Exercise instructions: Take every line from the listing below that includes "text" and copy it.

═══ Entries supplied ═══

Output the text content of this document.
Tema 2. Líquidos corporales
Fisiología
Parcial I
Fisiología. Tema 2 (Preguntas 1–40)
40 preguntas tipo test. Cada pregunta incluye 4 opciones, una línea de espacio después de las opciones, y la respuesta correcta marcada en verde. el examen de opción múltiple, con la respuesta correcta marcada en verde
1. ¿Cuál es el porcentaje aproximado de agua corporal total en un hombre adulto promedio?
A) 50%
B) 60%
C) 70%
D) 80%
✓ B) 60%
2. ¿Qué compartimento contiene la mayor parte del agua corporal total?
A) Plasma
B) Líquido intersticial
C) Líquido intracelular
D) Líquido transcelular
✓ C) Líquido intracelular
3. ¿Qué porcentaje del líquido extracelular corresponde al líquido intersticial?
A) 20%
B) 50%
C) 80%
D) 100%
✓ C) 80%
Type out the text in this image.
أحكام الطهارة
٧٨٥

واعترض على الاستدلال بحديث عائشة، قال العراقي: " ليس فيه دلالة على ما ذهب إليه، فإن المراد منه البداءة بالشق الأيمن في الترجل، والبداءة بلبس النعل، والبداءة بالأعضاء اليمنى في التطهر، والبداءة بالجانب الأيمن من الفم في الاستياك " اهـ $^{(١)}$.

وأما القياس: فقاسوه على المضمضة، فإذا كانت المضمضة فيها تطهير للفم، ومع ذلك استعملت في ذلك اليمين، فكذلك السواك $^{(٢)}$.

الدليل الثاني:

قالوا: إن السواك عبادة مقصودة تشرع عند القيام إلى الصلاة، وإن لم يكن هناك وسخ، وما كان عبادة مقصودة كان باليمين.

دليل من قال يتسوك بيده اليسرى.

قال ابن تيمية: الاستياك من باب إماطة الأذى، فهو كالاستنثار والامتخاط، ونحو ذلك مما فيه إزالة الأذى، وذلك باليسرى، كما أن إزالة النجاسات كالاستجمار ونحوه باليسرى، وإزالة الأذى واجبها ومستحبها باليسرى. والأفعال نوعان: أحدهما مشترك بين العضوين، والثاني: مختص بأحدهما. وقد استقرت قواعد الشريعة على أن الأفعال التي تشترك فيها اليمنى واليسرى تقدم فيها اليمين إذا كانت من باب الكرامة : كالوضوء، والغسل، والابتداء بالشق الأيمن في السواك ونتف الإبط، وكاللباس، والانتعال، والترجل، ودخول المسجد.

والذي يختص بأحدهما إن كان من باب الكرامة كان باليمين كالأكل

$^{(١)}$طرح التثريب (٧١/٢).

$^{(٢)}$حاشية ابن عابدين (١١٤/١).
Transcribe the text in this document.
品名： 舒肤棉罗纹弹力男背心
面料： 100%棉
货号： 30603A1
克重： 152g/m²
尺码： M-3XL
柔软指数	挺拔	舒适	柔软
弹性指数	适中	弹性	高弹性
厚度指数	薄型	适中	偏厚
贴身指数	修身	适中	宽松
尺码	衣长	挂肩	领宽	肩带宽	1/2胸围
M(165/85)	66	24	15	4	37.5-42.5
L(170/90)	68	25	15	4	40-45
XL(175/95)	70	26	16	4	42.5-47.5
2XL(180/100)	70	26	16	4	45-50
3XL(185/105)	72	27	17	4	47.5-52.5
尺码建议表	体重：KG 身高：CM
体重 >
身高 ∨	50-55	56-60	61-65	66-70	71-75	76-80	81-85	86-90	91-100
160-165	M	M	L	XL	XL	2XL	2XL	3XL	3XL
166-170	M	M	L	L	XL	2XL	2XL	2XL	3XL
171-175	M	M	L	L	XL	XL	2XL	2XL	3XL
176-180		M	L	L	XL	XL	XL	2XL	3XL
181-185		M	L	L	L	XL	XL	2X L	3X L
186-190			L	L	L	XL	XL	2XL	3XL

═══

Solution for this exercise:
Output the text content of this document.
Type out the text in this image.
Transcribe the text in this document.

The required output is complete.